Exercise details » For each line below that contains the string "Consejo", copy that line.

*** Listing

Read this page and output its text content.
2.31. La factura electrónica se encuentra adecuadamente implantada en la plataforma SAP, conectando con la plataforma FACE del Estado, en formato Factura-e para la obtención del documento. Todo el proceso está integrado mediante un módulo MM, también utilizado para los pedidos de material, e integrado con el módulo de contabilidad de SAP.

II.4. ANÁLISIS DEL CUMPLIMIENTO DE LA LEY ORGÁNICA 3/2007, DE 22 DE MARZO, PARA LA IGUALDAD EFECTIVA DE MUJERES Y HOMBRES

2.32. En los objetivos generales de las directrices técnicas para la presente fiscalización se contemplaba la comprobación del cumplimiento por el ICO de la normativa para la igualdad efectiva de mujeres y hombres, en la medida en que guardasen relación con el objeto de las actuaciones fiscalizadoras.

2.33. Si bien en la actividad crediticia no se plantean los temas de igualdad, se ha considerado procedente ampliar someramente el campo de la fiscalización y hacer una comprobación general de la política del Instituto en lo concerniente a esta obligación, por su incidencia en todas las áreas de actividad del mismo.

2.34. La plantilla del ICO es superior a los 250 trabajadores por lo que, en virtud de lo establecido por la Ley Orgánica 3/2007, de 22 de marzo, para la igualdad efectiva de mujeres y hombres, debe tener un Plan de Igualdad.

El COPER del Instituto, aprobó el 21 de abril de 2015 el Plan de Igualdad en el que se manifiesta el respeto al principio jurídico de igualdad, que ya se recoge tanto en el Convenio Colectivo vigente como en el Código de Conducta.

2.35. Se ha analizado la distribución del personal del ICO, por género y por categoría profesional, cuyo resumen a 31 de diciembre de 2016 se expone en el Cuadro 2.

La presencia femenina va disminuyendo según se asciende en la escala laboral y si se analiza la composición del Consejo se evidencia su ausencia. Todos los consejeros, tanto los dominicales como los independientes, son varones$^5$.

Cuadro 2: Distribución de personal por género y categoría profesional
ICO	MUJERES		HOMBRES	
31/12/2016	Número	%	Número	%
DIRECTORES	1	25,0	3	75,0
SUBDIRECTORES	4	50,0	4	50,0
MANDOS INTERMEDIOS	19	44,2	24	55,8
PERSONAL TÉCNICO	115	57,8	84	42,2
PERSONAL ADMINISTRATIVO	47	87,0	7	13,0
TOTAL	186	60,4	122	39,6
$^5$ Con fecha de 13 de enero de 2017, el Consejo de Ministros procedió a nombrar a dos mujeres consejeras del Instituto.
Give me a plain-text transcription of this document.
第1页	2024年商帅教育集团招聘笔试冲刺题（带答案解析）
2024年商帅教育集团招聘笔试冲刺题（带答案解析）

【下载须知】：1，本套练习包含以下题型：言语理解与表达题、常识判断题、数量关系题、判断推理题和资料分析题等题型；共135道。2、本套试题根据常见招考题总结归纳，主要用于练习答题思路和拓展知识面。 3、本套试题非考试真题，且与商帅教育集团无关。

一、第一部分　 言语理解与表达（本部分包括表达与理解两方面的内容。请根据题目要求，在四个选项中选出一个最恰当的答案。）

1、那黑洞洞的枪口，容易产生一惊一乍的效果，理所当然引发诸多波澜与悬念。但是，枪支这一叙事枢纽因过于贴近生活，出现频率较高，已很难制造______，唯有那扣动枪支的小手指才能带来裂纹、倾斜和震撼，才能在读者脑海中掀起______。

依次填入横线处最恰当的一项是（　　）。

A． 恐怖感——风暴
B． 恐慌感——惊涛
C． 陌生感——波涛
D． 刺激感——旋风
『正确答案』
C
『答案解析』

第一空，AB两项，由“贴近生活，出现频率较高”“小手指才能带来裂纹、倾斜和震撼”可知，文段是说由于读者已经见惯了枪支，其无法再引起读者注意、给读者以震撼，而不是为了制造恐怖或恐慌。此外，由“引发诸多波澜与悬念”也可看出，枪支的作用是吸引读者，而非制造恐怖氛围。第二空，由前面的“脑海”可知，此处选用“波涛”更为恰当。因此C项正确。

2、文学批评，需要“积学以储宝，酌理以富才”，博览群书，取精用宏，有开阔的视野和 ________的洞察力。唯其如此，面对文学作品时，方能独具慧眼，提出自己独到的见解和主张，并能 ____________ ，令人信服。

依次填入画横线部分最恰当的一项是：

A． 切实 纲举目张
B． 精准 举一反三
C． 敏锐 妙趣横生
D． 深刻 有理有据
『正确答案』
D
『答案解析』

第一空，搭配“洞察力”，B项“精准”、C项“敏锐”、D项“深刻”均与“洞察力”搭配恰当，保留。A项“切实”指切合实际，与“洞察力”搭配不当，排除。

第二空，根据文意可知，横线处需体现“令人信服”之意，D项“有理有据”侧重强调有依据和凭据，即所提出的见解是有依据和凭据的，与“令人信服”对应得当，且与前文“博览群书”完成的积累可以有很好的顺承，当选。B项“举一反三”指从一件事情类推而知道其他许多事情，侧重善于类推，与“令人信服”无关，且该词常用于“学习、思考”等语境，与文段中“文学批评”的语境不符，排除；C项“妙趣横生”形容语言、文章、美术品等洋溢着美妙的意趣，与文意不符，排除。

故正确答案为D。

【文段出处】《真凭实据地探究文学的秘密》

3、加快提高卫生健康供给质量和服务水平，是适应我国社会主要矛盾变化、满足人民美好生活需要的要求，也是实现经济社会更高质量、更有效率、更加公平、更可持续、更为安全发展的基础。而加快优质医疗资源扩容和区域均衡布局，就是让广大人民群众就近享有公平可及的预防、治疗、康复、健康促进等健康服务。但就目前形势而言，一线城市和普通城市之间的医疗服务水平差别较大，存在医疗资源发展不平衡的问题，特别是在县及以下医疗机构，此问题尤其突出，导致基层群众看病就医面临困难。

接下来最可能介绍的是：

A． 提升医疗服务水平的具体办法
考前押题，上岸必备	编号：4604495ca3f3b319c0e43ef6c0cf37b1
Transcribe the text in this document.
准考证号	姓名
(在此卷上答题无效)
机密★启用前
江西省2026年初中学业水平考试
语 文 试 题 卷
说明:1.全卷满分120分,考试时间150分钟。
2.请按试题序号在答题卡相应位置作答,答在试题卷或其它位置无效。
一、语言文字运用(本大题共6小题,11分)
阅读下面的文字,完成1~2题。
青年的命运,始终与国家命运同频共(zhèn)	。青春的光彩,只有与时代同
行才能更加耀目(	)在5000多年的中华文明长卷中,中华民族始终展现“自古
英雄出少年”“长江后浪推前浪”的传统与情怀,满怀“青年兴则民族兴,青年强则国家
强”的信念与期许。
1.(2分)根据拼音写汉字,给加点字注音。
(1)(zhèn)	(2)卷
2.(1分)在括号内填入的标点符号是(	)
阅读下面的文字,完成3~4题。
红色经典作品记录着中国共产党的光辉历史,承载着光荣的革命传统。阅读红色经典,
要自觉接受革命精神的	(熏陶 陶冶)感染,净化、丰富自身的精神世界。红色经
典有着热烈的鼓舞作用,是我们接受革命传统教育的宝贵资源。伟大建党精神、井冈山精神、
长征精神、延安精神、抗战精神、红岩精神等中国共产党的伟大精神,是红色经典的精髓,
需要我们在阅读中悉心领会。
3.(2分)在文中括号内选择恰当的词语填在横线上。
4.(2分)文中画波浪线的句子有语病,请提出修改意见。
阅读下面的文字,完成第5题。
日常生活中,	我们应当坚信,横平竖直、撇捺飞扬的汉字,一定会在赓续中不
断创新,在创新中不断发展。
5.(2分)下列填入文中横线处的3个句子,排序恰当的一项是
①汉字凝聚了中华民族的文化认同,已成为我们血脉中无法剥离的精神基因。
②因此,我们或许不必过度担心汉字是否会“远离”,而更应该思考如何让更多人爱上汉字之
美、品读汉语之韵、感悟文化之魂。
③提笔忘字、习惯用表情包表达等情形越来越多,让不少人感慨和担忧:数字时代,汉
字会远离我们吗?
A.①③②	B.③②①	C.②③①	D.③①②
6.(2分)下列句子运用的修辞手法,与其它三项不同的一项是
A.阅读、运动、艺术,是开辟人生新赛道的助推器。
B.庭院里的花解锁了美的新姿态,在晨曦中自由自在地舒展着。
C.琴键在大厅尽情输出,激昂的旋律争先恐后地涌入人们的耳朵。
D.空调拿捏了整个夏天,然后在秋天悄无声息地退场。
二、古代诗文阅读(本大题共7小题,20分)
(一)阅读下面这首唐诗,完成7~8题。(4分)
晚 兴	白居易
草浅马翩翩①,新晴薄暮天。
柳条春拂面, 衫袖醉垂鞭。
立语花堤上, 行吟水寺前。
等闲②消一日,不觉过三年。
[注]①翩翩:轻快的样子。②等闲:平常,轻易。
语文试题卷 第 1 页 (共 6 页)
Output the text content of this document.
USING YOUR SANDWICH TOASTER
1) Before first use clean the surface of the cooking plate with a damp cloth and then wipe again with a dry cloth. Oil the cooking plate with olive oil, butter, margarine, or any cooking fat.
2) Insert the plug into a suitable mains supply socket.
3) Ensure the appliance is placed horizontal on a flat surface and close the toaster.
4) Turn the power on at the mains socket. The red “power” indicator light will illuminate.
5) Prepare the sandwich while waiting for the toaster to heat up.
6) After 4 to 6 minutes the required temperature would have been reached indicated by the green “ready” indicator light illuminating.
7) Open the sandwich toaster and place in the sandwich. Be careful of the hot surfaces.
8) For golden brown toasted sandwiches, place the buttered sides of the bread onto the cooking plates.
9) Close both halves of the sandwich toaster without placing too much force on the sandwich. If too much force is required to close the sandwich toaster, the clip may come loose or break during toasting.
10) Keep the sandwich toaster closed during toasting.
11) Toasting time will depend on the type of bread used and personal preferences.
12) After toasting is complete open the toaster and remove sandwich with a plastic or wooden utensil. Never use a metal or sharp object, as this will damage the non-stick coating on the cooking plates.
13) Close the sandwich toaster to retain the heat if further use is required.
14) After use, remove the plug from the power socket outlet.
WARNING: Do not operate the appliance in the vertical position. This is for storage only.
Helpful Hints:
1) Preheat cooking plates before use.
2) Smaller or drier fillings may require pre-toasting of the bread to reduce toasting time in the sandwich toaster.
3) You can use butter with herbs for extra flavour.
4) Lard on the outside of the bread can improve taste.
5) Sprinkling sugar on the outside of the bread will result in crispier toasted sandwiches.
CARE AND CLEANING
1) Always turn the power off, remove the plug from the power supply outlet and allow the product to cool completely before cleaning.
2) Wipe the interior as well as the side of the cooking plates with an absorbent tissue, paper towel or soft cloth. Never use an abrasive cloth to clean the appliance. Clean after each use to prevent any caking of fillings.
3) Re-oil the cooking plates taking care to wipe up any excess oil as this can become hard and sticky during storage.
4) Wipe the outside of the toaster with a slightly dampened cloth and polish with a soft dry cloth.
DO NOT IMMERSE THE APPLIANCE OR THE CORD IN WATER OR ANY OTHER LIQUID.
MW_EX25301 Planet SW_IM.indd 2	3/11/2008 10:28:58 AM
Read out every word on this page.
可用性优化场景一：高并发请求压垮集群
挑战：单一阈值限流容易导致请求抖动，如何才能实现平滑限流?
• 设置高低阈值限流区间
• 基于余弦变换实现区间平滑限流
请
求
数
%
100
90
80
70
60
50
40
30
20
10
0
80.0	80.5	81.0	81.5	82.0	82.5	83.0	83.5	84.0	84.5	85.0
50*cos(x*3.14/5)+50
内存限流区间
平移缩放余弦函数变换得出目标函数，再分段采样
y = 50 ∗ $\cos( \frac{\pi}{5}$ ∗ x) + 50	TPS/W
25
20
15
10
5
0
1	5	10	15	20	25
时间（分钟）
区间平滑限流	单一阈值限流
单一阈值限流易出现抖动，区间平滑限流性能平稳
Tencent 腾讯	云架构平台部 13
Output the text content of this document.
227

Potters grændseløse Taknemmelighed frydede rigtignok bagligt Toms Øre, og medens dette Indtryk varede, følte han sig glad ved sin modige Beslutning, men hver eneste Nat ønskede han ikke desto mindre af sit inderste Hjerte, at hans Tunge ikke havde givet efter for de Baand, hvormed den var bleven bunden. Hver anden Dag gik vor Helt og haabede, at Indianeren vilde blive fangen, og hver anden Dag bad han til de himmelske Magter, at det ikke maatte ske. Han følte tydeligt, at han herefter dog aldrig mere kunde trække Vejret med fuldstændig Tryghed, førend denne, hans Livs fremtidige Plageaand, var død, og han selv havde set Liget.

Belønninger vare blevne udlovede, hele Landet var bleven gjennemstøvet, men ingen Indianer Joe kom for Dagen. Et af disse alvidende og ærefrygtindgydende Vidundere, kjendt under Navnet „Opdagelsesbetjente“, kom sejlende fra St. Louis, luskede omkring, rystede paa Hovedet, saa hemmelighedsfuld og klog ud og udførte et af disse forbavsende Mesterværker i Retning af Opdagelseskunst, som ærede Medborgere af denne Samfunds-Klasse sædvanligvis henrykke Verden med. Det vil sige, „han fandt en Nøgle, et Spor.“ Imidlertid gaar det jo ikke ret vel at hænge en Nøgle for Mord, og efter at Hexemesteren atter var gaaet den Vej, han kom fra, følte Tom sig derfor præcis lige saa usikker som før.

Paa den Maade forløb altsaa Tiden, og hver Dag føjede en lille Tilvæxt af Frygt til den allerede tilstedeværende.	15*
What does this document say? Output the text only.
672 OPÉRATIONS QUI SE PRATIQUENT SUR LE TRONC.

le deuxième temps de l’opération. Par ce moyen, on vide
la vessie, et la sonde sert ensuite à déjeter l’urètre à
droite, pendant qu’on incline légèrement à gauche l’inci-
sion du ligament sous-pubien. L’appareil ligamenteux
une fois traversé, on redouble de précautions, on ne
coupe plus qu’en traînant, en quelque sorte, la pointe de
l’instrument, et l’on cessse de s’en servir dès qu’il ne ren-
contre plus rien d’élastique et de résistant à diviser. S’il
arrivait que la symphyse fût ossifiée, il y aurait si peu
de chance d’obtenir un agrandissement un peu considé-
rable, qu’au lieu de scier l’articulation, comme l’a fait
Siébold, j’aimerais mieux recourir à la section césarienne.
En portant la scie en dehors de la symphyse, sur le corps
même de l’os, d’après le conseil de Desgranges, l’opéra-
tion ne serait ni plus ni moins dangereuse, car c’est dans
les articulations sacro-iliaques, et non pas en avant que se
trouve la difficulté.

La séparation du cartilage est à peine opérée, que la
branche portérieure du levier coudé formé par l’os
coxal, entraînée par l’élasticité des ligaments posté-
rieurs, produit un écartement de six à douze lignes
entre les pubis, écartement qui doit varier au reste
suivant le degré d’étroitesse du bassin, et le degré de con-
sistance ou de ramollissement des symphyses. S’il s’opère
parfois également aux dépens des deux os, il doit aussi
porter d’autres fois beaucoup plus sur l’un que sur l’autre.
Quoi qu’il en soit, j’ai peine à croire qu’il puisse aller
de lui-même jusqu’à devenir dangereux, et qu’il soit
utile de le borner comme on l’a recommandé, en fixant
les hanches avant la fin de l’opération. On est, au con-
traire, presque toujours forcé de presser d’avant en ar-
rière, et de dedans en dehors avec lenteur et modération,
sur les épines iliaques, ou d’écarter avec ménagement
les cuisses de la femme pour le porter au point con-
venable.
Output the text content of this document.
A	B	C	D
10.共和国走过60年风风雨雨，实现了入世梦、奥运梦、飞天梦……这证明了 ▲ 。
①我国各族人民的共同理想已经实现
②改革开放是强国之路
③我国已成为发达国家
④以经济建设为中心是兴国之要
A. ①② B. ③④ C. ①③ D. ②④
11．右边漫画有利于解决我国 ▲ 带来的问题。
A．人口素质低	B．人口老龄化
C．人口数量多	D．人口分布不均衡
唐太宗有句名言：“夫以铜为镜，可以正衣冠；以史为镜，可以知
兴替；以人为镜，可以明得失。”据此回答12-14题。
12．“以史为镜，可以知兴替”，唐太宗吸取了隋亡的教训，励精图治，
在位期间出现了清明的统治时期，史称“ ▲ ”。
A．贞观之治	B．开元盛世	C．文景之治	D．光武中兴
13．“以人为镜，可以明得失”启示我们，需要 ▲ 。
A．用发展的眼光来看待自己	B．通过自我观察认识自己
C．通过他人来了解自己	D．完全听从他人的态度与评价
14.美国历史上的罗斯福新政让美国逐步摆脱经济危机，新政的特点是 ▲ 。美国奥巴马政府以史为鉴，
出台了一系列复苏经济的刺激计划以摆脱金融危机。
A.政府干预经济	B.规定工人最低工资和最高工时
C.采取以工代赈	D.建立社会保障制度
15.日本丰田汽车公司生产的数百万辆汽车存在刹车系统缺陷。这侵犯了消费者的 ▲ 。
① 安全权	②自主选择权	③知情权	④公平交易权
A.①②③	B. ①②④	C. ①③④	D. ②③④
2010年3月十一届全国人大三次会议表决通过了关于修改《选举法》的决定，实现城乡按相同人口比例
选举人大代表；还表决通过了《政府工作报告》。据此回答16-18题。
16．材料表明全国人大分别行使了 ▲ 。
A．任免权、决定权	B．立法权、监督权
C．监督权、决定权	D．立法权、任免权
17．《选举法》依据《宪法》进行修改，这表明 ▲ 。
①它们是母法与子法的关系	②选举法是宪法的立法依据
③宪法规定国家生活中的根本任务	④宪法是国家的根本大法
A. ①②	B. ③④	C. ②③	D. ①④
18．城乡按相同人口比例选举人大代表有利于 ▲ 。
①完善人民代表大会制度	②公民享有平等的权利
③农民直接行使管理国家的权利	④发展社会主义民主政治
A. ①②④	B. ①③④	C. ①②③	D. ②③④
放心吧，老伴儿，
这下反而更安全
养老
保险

******

Expected answer »
La presencia femenina va disminuyendo según se asciende en la escala laboral y si se analiza la composición del Consejo se evidencia su ausencia. Todos los consejeros, tanto los dominicales como los independientes, son varones$^5$.
$^5$ Con fecha de 13 de enero de 2017, el Consejo de Ministros procedió a nombrar a dos mujeres consejeras del Instituto.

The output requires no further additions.